**GIVEN DATA:**
═══

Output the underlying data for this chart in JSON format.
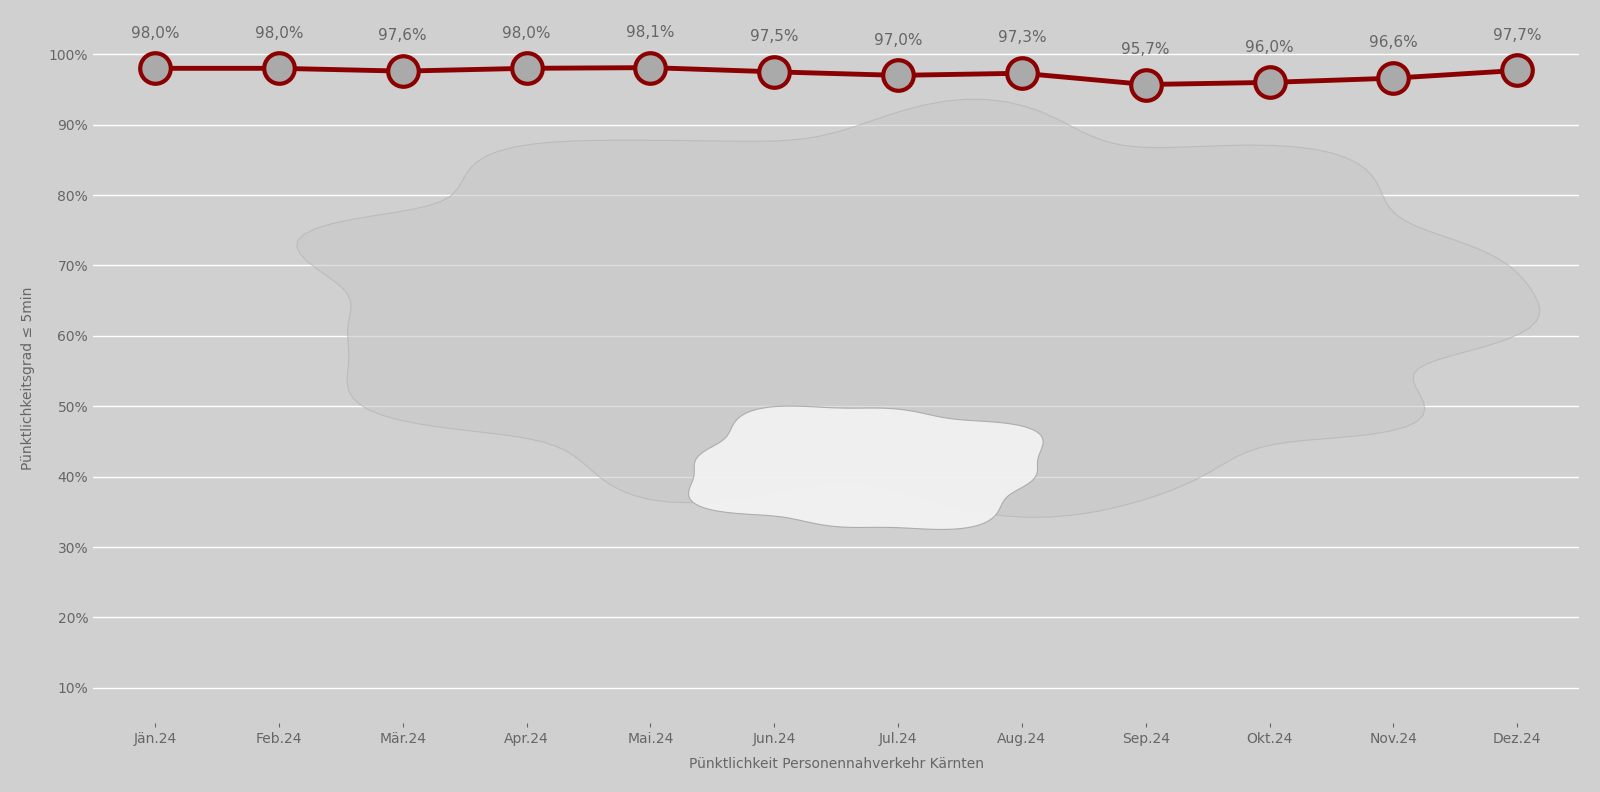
{
  "months": [
    "Jän.24",
    "Feb.24",
    "Mär.24",
    "Apr.24",
    "Mai.24",
    "Jun.24",
    "Jul.24",
    "Aug.24",
    "Sep.24",
    "Okt.24",
    "Nov.24",
    "Dez.24"
  ],
  "values": [
    98.0,
    98.0,
    97.6,
    98.0,
    98.1,
    97.5,
    97.0,
    97.3,
    95.7,
    96.0,
    96.6,
    97.7
  ],
  "labels": [
    "98,0%",
    "98,0%",
    "97,6%",
    "98,0%",
    "98,1%",
    "97,5%",
    "97,0%",
    "97,3%",
    "95,7%",
    "96,0%",
    "96,6%",
    "97,7%"
  ],
  "line_color": "#8B0000",
  "marker_face_color": "#AAAAAA",
  "marker_edge_color": "#8B0000",
  "background_color": "#D0D0D0",
  "grid_color": "#BBBBBB",
  "ylabel": "Pünktlichkeitsgrad ≤ 5min",
  "xlabel": "Pünktlichkeit Personennahverkehr Kärnten",
  "yticks": [
    10,
    20,
    30,
    40,
    50,
    60,
    70,
    80,
    90,
    100
  ],
  "ylim": [
    5,
    103
  ],
  "title_fontsize": 11,
  "label_fontsize": 10,
  "tick_fontsize": 10,
  "annotation_fontsize": 11,
  "annotation_color": "#666666",
  "tick_color": "#666666",
  "austria_color": "#B8B8B8",
  "carinthia_color": "#F0F0F0"
}
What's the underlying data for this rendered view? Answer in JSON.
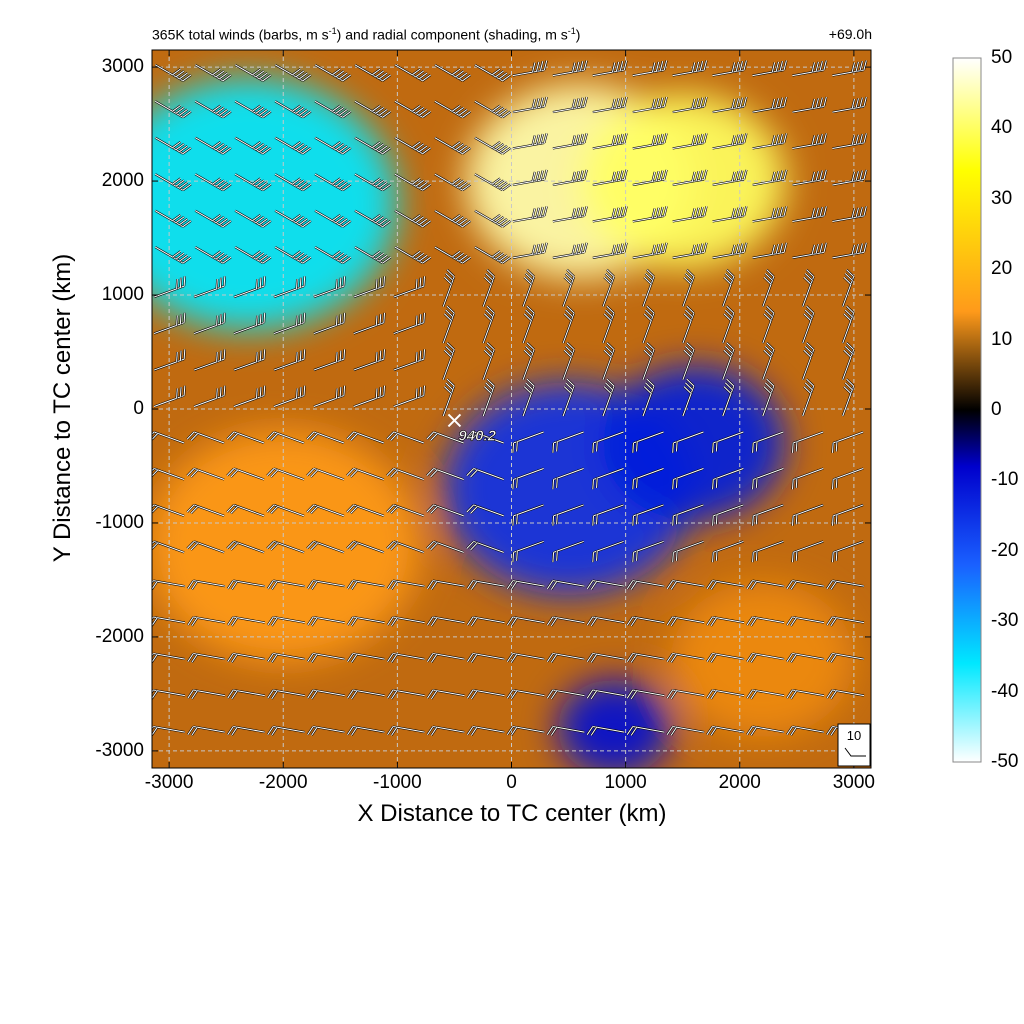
{
  "header": {
    "title_main": "365K total winds (barbs, m s",
    "title_sup1": "-1",
    "title_mid": ") and radial component (shading, m s",
    "title_sup2": "-1",
    "title_end": ")",
    "lead_time": "+69.0h"
  },
  "chart_data": {
    "type": "heatmap",
    "title": "365K total winds (barbs, m s-1) and radial component (shading, m s-1)",
    "lead_time": "+69.0h",
    "xlabel": "X Distance to TC center (km)",
    "ylabel": "Y Distance to TC center (km)",
    "xlim": [
      -3150,
      3150
    ],
    "ylim": [
      -3150,
      3150
    ],
    "xticks": [
      "-3000",
      "-2000",
      "-1000",
      "0",
      "1000",
      "2000",
      "3000"
    ],
    "yticks": [
      "3000",
      "2000",
      "1000",
      "0",
      "-1000",
      "-2000",
      "-3000"
    ],
    "grid": true,
    "colorbar": {
      "range": [
        -50,
        50
      ],
      "ticks": [
        "50",
        "40",
        "30",
        "20",
        "10",
        "0",
        "-10",
        "-20",
        "-30",
        "-40",
        "-50"
      ],
      "colormap": [
        "#ffffff",
        "#00e0ff",
        "#0000cc",
        "#000000",
        "#c86400",
        "#ffff00",
        "#ffffff"
      ]
    },
    "radial_wind_regions": [
      {
        "x": -2300,
        "y": 1800,
        "radius": 1300,
        "value": -38
      },
      {
        "x": 600,
        "y": 2000,
        "radius": 1000,
        "value": 45
      },
      {
        "x": 1500,
        "y": 2000,
        "radius": 900,
        "value": 40
      },
      {
        "x": 500,
        "y": -700,
        "radius": 1100,
        "value": -15
      },
      {
        "x": 1600,
        "y": -300,
        "radius": 800,
        "value": -12
      },
      {
        "x": -2000,
        "y": -1200,
        "radius": 1200,
        "value": 18
      },
      {
        "x": 2200,
        "y": -2200,
        "radius": 800,
        "value": 15
      },
      {
        "x": 900,
        "y": -2800,
        "radius": 500,
        "value": -10
      }
    ],
    "center_marker": {
      "x": -500,
      "y": -100,
      "label": "940.2"
    },
    "barb_reference": {
      "label": "10",
      "speed": 10
    }
  },
  "colors": {
    "barb": "#ffffff",
    "grid": "#c8c8c8",
    "center_label": "#ffffff"
  }
}
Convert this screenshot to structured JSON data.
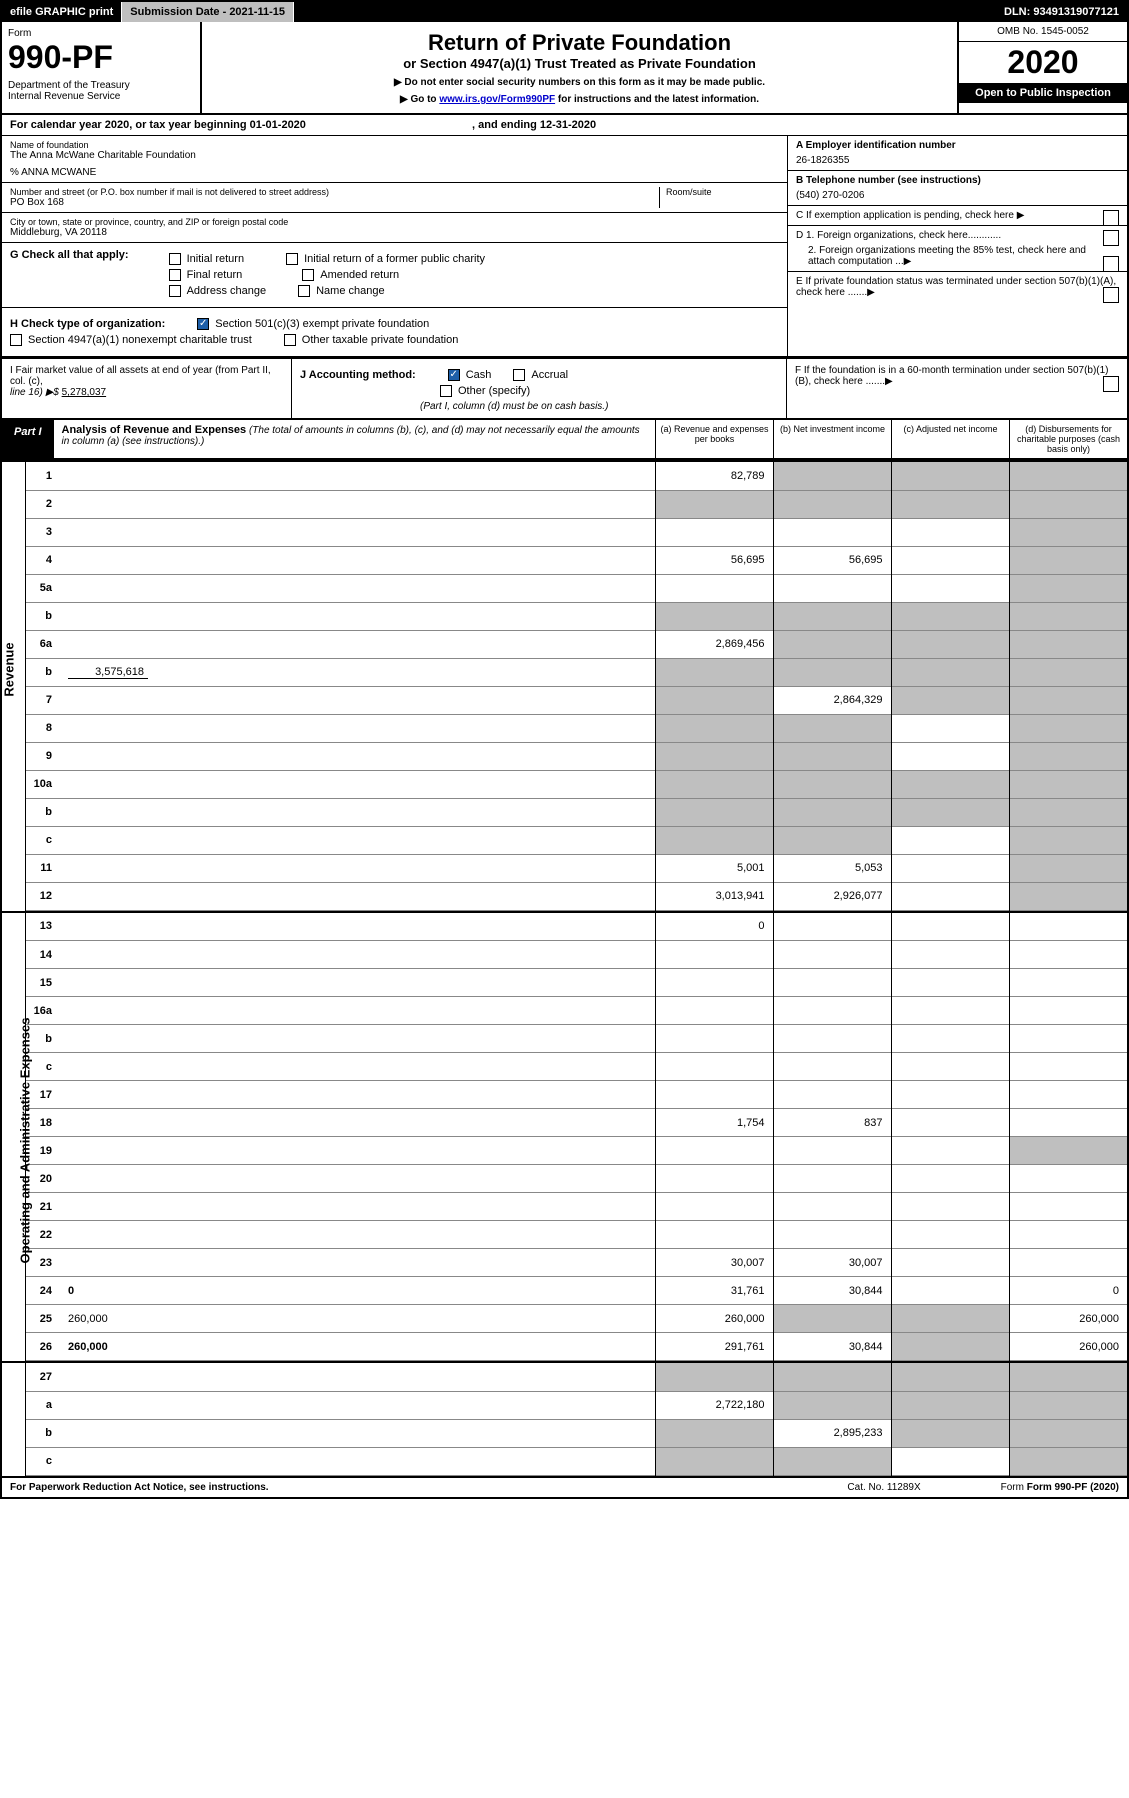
{
  "topbar": {
    "efile": "efile GRAPHIC print",
    "subdate_label": "Submission Date - 2021-11-15",
    "dln": "DLN: 93491319077121"
  },
  "header": {
    "form_label": "Form",
    "form_num": "990-PF",
    "dept": "Department of the Treasury\nInternal Revenue Service",
    "title": "Return of Private Foundation",
    "subtitle": "or Section 4947(a)(1) Trust Treated as Private Foundation",
    "instr1": "▶ Do not enter social security numbers on this form as it may be made public.",
    "instr2_pre": "▶ Go to ",
    "instr2_link": "www.irs.gov/Form990PF",
    "instr2_post": " for instructions and the latest information.",
    "omb": "OMB No. 1545-0052",
    "year": "2020",
    "open": "Open to Public Inspection"
  },
  "calendar": {
    "text_pre": "For calendar year 2020, or tax year beginning 01-01-2020",
    "text_mid": ", and ending 12-31-2020"
  },
  "foundation": {
    "name_label": "Name of foundation",
    "name": "The Anna McWane Charitable Foundation",
    "care_of": "% ANNA MCWANE",
    "addr_label": "Number and street (or P.O. box number if mail is not delivered to street address)",
    "addr": "PO Box 168",
    "room_label": "Room/suite",
    "city_label": "City or town, state or province, country, and ZIP or foreign postal code",
    "city": "Middleburg, VA  20118",
    "ein_label": "A Employer identification number",
    "ein": "26-1826355",
    "phone_label": "B Telephone number (see instructions)",
    "phone": "(540) 270-0206",
    "c_label": "C If exemption application is pending, check here"
  },
  "checks": {
    "g_label": "G Check all that apply:",
    "g_opts": [
      "Initial return",
      "Initial return of a former public charity",
      "Final return",
      "Amended return",
      "Address change",
      "Name change"
    ],
    "h_label": "H Check type of organization:",
    "h_opts": [
      "Section 501(c)(3) exempt private foundation",
      "Section 4947(a)(1) nonexempt charitable trust",
      "Other taxable private foundation"
    ],
    "d1": "D 1. Foreign organizations, check here............",
    "d2": "2. Foreign organizations meeting the 85% test, check here and attach computation ...",
    "e": "E  If private foundation status was terminated under section 507(b)(1)(A), check here .......",
    "f": "F  If the foundation is in a 60-month termination under section 507(b)(1)(B), check here .......",
    "i_label": "I Fair market value of all assets at end of year (from Part II, col. (c),",
    "i_line": "line 16) ▶$",
    "i_val": "5,278,037",
    "j_label": "J Accounting method:",
    "j_cash": "Cash",
    "j_accrual": "Accrual",
    "j_other": "Other (specify)",
    "j_note": "(Part I, column (d) must be on cash basis.)"
  },
  "part1": {
    "label": "Part I",
    "title": "Analysis of Revenue and Expenses",
    "note": "(The total of amounts in columns (b), (c), and (d) may not necessarily equal the amounts in column (a) (see instructions).)",
    "col_a": "(a)   Revenue and expenses per books",
    "col_b": "(b)   Net investment income",
    "col_c": "(c)  Adjusted net income",
    "col_d": "(d)  Disbursements for charitable purposes (cash basis only)"
  },
  "sections": {
    "revenue": "Revenue",
    "expenses": "Operating and Administrative Expenses"
  },
  "rows": [
    {
      "n": "1",
      "d": "",
      "a": "82,789",
      "b": "",
      "c": "",
      "shade": [
        "b",
        "c",
        "d"
      ]
    },
    {
      "n": "2",
      "d": "",
      "a": "",
      "b": "",
      "c": "",
      "shade": [
        "a",
        "b",
        "c",
        "d"
      ]
    },
    {
      "n": "3",
      "d": "",
      "a": "",
      "b": "",
      "c": "",
      "shade": [
        "d"
      ]
    },
    {
      "n": "4",
      "d": "",
      "a": "56,695",
      "b": "56,695",
      "c": "",
      "shade": [
        "d"
      ]
    },
    {
      "n": "5a",
      "d": "",
      "a": "",
      "b": "",
      "c": "",
      "shade": [
        "d"
      ]
    },
    {
      "n": "b",
      "d": "",
      "a": "",
      "b": "",
      "c": "",
      "shade": [
        "a",
        "b",
        "c",
        "d"
      ]
    },
    {
      "n": "6a",
      "d": "",
      "a": "2,869,456",
      "b": "",
      "c": "",
      "shade": [
        "b",
        "c",
        "d"
      ]
    },
    {
      "n": "b",
      "d": "",
      "inline": "3,575,618",
      "a": "",
      "b": "",
      "c": "",
      "shade": [
        "a",
        "b",
        "c",
        "d"
      ]
    },
    {
      "n": "7",
      "d": "",
      "a": "",
      "b": "2,864,329",
      "c": "",
      "shade": [
        "a",
        "c",
        "d"
      ]
    },
    {
      "n": "8",
      "d": "",
      "a": "",
      "b": "",
      "c": "",
      "shade": [
        "a",
        "b",
        "d"
      ]
    },
    {
      "n": "9",
      "d": "",
      "a": "",
      "b": "",
      "c": "",
      "shade": [
        "a",
        "b",
        "d"
      ]
    },
    {
      "n": "10a",
      "d": "",
      "a": "",
      "b": "",
      "c": "",
      "shade": [
        "a",
        "b",
        "c",
        "d"
      ]
    },
    {
      "n": "b",
      "d": "",
      "a": "",
      "b": "",
      "c": "",
      "shade": [
        "a",
        "b",
        "c",
        "d"
      ]
    },
    {
      "n": "c",
      "d": "",
      "a": "",
      "b": "",
      "c": "",
      "shade": [
        "a",
        "b",
        "d"
      ]
    },
    {
      "n": "11",
      "d": "",
      "a": "5,001",
      "b": "5,053",
      "c": "",
      "shade": [
        "d"
      ]
    },
    {
      "n": "12",
      "d": "",
      "bold": true,
      "a": "3,013,941",
      "b": "2,926,077",
      "c": "",
      "shade": [
        "d"
      ]
    }
  ],
  "exp_rows": [
    {
      "n": "13",
      "d": "",
      "a": "0",
      "b": "",
      "c": ""
    },
    {
      "n": "14",
      "d": "",
      "a": "",
      "b": "",
      "c": ""
    },
    {
      "n": "15",
      "d": "",
      "a": "",
      "b": "",
      "c": ""
    },
    {
      "n": "16a",
      "d": "",
      "a": "",
      "b": "",
      "c": ""
    },
    {
      "n": "b",
      "d": "",
      "a": "",
      "b": "",
      "c": ""
    },
    {
      "n": "c",
      "d": "",
      "a": "",
      "b": "",
      "c": ""
    },
    {
      "n": "17",
      "d": "",
      "a": "",
      "b": "",
      "c": ""
    },
    {
      "n": "18",
      "d": "",
      "a": "1,754",
      "b": "837",
      "c": ""
    },
    {
      "n": "19",
      "d": "",
      "a": "",
      "b": "",
      "c": "",
      "shade": [
        "d"
      ]
    },
    {
      "n": "20",
      "d": "",
      "a": "",
      "b": "",
      "c": ""
    },
    {
      "n": "21",
      "d": "",
      "a": "",
      "b": "",
      "c": ""
    },
    {
      "n": "22",
      "d": "",
      "a": "",
      "b": "",
      "c": ""
    },
    {
      "n": "23",
      "d": "",
      "a": "30,007",
      "b": "30,007",
      "c": ""
    },
    {
      "n": "24",
      "d": "0",
      "bold": true,
      "a": "31,761",
      "b": "30,844",
      "c": ""
    },
    {
      "n": "25",
      "d": "260,000",
      "a": "260,000",
      "b": "",
      "c": "",
      "shade": [
        "b",
        "c"
      ]
    },
    {
      "n": "26",
      "d": "260,000",
      "bold": true,
      "a": "291,761",
      "b": "30,844",
      "c": "",
      "shade": [
        "c"
      ]
    }
  ],
  "bottom_rows": [
    {
      "n": "27",
      "d": "",
      "a": "",
      "b": "",
      "c": "",
      "shade": [
        "a",
        "b",
        "c",
        "d"
      ]
    },
    {
      "n": "a",
      "d": "",
      "bold": true,
      "a": "2,722,180",
      "b": "",
      "c": "",
      "shade": [
        "b",
        "c",
        "d"
      ]
    },
    {
      "n": "b",
      "d": "",
      "bold": true,
      "a": "",
      "b": "2,895,233",
      "c": "",
      "shade": [
        "a",
        "c",
        "d"
      ]
    },
    {
      "n": "c",
      "d": "",
      "bold": true,
      "a": "",
      "b": "",
      "c": "",
      "shade": [
        "a",
        "b",
        "d"
      ]
    }
  ],
  "footer": {
    "left": "For Paperwork Reduction Act Notice, see instructions.",
    "mid": "Cat. No. 11289X",
    "right": "Form 990-PF (2020)"
  }
}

═══

**WRITTEN INSTRUCTION:**
Filter the listing above by the word "xlabel"; copy each line that passes.

**OUTPUT:**
  "xlabel": "Pünktlichkeit Personennahverkehr Kärnten",
    "xlabel": "X Distance to TC center (km)",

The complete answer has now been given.